#### Dataset records
--

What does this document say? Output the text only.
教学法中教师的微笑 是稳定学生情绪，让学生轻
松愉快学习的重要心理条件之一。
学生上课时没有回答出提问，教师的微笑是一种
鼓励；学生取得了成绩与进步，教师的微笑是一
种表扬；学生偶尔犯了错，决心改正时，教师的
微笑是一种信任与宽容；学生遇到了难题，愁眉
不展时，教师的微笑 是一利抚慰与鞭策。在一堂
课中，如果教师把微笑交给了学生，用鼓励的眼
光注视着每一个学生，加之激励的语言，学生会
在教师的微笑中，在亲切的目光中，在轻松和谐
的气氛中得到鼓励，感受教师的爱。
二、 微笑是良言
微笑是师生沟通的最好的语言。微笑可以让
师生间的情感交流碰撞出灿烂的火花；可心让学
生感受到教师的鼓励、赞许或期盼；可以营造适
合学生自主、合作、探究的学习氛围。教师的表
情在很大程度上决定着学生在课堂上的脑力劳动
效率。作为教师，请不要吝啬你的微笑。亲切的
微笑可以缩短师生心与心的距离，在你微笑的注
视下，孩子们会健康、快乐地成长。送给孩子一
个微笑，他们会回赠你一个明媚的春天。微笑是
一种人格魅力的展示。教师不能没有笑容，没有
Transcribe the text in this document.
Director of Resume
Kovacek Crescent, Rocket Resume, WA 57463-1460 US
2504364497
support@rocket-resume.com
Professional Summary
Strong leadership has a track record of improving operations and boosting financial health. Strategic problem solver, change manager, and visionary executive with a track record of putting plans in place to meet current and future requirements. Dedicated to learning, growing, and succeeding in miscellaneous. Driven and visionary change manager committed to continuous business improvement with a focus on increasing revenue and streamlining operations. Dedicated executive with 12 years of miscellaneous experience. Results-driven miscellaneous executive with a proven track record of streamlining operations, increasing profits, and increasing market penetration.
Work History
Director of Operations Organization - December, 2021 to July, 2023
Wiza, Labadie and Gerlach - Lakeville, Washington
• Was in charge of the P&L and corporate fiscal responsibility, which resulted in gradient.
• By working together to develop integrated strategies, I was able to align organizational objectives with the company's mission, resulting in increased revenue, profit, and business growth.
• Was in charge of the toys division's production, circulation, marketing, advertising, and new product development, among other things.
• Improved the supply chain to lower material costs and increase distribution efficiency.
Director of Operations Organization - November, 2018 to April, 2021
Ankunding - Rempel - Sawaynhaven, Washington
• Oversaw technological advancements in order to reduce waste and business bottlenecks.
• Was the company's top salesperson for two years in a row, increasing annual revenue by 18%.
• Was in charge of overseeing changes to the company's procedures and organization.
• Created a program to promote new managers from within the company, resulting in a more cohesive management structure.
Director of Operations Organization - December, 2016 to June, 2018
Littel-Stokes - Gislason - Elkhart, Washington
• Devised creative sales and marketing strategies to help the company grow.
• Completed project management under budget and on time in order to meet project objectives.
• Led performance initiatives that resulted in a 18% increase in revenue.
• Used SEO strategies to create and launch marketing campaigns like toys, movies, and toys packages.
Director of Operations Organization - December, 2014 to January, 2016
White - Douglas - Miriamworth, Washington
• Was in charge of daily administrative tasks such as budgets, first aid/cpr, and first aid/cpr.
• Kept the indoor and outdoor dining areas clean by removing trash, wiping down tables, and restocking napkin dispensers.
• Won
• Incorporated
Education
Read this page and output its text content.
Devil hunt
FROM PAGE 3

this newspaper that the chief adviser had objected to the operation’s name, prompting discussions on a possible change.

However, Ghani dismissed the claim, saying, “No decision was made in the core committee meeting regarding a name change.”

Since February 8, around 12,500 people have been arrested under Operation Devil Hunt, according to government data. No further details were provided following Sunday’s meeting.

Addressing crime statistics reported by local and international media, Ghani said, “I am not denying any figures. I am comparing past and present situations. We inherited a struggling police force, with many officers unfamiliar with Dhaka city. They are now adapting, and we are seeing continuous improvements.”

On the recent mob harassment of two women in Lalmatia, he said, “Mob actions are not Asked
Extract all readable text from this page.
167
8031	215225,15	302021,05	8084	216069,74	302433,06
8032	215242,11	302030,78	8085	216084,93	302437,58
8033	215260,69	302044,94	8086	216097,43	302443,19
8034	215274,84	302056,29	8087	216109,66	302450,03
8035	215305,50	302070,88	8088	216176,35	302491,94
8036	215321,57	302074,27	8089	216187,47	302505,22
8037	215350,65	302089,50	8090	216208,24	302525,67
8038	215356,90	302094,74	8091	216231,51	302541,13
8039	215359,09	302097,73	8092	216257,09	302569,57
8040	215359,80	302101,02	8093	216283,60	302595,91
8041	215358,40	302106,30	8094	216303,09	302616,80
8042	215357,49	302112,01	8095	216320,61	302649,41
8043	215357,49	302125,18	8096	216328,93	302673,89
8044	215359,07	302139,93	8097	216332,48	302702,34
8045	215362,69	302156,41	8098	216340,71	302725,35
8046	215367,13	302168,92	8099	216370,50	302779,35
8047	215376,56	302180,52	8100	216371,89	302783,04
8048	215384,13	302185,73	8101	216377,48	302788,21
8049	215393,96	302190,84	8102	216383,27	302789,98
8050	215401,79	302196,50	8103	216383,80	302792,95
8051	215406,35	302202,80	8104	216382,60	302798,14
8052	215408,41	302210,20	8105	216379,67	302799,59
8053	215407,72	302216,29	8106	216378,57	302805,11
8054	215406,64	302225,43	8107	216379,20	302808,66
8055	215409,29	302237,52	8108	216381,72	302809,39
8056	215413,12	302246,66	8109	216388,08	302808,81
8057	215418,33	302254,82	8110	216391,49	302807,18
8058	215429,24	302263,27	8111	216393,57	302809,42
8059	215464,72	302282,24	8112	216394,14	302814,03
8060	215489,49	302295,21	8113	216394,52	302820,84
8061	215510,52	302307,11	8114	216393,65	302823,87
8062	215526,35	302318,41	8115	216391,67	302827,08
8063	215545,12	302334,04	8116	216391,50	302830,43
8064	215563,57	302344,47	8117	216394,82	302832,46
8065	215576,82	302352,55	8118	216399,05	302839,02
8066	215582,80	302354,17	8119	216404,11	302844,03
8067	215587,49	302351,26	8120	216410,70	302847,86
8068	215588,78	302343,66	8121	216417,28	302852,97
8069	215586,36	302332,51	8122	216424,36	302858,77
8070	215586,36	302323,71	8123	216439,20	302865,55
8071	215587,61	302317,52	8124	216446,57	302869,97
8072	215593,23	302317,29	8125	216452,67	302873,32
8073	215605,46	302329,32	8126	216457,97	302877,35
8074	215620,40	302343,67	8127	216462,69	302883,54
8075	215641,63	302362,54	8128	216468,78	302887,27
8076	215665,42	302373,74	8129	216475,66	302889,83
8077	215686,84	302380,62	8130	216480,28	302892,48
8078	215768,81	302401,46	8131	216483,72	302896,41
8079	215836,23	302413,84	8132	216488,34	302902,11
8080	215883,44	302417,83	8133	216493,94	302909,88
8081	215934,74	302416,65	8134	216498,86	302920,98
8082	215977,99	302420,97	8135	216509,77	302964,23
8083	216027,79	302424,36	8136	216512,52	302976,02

--

#### Work to complete
Copy the records above exactly.

#### Expected answer
What does this document say? Output the text only.
教学法中教师的微笑 是稳定学生情绪，让学生轻
松愉快学习的重要心理条件之一。
学生上课时没有回答出提问，教师的微笑是一种
鼓励；学生取得了成绩与进步，教师的微笑是一
种表扬；学生偶尔犯了错，决心改正时，教师的
微笑是一种信任与宽容；学生遇到了难题，愁眉
不展时，教师的微笑 是一利抚慰与鞭策。在一堂
课中，如果教师把微笑交给了学生，用鼓励的眼
光注视着每一个学生，加之激励的语言，学生会
在教师的微笑中，在亲切的目光中，在轻松和谐
的气氛中得到鼓励，感受教师的爱。
二、 微笑是良言
微笑是师生沟通的最好的语言。微笑可以让
师生间的情感交流碰撞出灿烂的火花；可心让学
生感受到教师的鼓励、赞许或期盼；可以营造适
合学生自主、合作、探究的学习氛围。教师的表
情在很大程度上决定着学生在课堂上的脑力劳动
效率。作为教师，请不要吝啬你的微笑。亲切的
微笑可以缩短师生心与心的距离，在你微笑的注
视下，孩子们会健康、快乐地成长。送给孩子一
个微笑，他们会回赠你一个明媚的春天。微笑是
一种人格魅力的展示。教师不能没有笑容，没有
Transcribe the text in this document.
Director of Resume
Kovacek Crescent, Rocket Resume, WA 57463-1460 US
2504364497
support@rocket-resume.com
Professional Summary
Strong leadership has a track record of improving operations and boosting financial health. Strategic problem solver, change manager, and visionary executive with a track record of putting plans in place to meet current and future requirements. Dedicated to learning, growing, and succeeding in miscellaneous. Driven and visionary change manager committed to continuous business improvement with a focus on increasing revenue and streamlining operations. Dedicated executive with 12 years of miscellaneous experience. Results-driven miscellaneous executive with a proven track record of streamlining operations, increasing profits, and increasing market penetration.
Work History
Director of Operations Organization - December, 2021 to July, 2023
Wiza, Labadie and Gerlach - Lakeville, Washington
• Was in charge of the P&L and corporate fiscal responsibility, which resulted in gradient.
• By working together to develop integrated strategies, I was able to align organizational objectives with the company's mission, resulting in increased revenue, profit, and business growth.
• Was in charge of the toys division's production, circulation, marketing, advertising, and new product development, among other things.
• Improved the supply chain to lower material costs and increase distribution efficiency.
Director of Operations Organization - November, 2018 to April, 2021
Ankunding - Rempel - Sawaynhaven, Washington
• Oversaw technological advancements in order to reduce waste and business bottlenecks.
• Was the company's top salesperson for two years in a row, increasing annual revenue by 18%.
• Was in charge of overseeing changes to the company's procedures and organization.
• Created a program to promote new managers from within the company, resulting in a more cohesive management structure.
Director of Operations Organization - December, 2016 to June, 2018
Littel-Stokes - Gislason - Elkhart, Washington
• Devised creative sales and marketing strategies to help the company grow.
• Completed project management under budget and on time in order to meet project objectives.
• Led performance initiatives that resulted in a 18% increase in revenue.
• Used SEO strategies to create and launch marketing campaigns like toys, movies, and toys packages.
Director of Operations Organization - December, 2014 to January, 2016
White - Douglas - Miriamworth, Washington
• Was in charge of daily administrative tasks such as budgets, first aid/cpr, and first aid/cpr.
• Kept the indoor and outdoor dining areas clean by removing trash, wiping down tables, and restocking napkin dispensers.
• Won
• Incorporated
Education
Read this page and output its text content.
Devil hunt
FROM PAGE 3

this newspaper that the chief adviser had objected to the operation’s name, prompting discussions on a possible change.

However, Ghani dismissed the claim, saying, “No decision was made in the core committee meeting regarding a name change.”

Since February 8, around 12,500 people have been arrested under Operation Devil Hunt, according to government data. No further details were provided following Sunday’s meeting.

Addressing crime statistics reported by local and international media, Ghani said, “I am not denying any figures. I am comparing past and present situations. We inherited a struggling police force, with many officers unfamiliar with Dhaka city. They are now adapting, and we are seeing continuous improvements.”

On the recent mob harassment of two women in Lalmatia, he said, “Mob actions are not Asked
Extract all readable text from this page.
167
8031	215225,15	302021,05	8084	216069,74	302433,06
8032	215242,11	302030,78	8085	216084,93	302437,58
8033	215260,69	302044,94	8086	216097,43	302443,19
8034	215274,84	302056,29	8087	216109,66	302450,03
8035	215305,50	302070,88	8088	216176,35	302491,94
8036	215321,57	302074,27	8089	216187,47	302505,22
8037	215350,65	302089,50	8090	216208,24	302525,67
8038	215356,90	302094,74	8091	216231,51	302541,13
8039	215359,09	302097,73	8092	216257,09	302569,57
8040	215359,80	302101,02	8093	216283,60	302595,91
8041	215358,40	302106,30	8094	216303,09	302616,80
8042	215357,49	302112,01	8095	216320,61	302649,41
8043	215357,49	302125,18	8096	216328,93	302673,89
8044	215359,07	302139,93	8097	216332,48	302702,34
8045	215362,69	302156,41	8098	216340,71	302725,35
8046	215367,13	302168,92	8099	216370,50	302779,35
8047	215376,56	302180,52	8100	216371,89	302783,04
8048	215384,13	302185,73	8101	216377,48	302788,21
8049	215393,96	302190,84	8102	216383,27	302789,98
8050	215401,79	302196,50	8103	216383,80	302792,95
8051	215406,35	302202,80	8104	216382,60	302798,14
8052	215408,41	302210,20	8105	216379,67	302799,59
8053	215407,72	302216,29	8106	216378,57	302805,11
8054	215406,64	302225,43	8107	216379,20	302808,66
8055	215409,29	302237,52	8108	216381,72	302809,39
8056	215413,12	302246,66	8109	216388,08	302808,81
8057	215418,33	302254,82	8110	216391,49	302807,18
8058	215429,24	302263,27	8111	216393,57	302809,42
8059	215464,72	302282,24	8112	216394,14	302814,03
8060	215489,49	302295,21	8113	216394,52	302820,84
8061	215510,52	302307,11	8114	216393,65	302823,87
8062	215526,35	302318,41	8115	216391,67	302827,08
8063	215545,12	302334,04	8116	216391,50	302830,43
8064	215563,57	302344,47	8117	216394,82	302832,46
8065	215576,82	302352,55	8118	216399,05	302839,02
8066	215582,80	302354,17	8119	216404,11	302844,03
8067	215587,49	302351,26	8120	216410,70	302847,86
8068	215588,78	302343,66	8121	216417,28	302852,97
8069	215586,36	302332,51	8122	216424,36	302858,77
8070	215586,36	302323,71	8123	216439,20	302865,55
8071	215587,61	302317,52	8124	216446,57	302869,97
8072	215593,23	302317,29	8125	216452,67	302873,32
8073	215605,46	302329,32	8126	216457,97	302877,35
8074	215620,40	302343,67	8127	216462,69	302883,54
8075	215641,63	302362,54	8128	216468,78	302887,27
8076	215665,42	302373,74	8129	216475,66	302889,83
8077	215686,84	302380,62	8130	216480,28	302892,48
8078	215768,81	302401,46	8131	216483,72	302896,41
8079	215836,23	302413,84	8132	216488,34	302902,11
8080	215883,44	302417,83	8133	216493,94	302909,88
8081	215934,74	302416,65	8134	216498,86	302920,98
8082	215977,99	302420,97	8135	216509,77	302964,23
8083	216027,79	302424,36	8136	216512,52	302976,02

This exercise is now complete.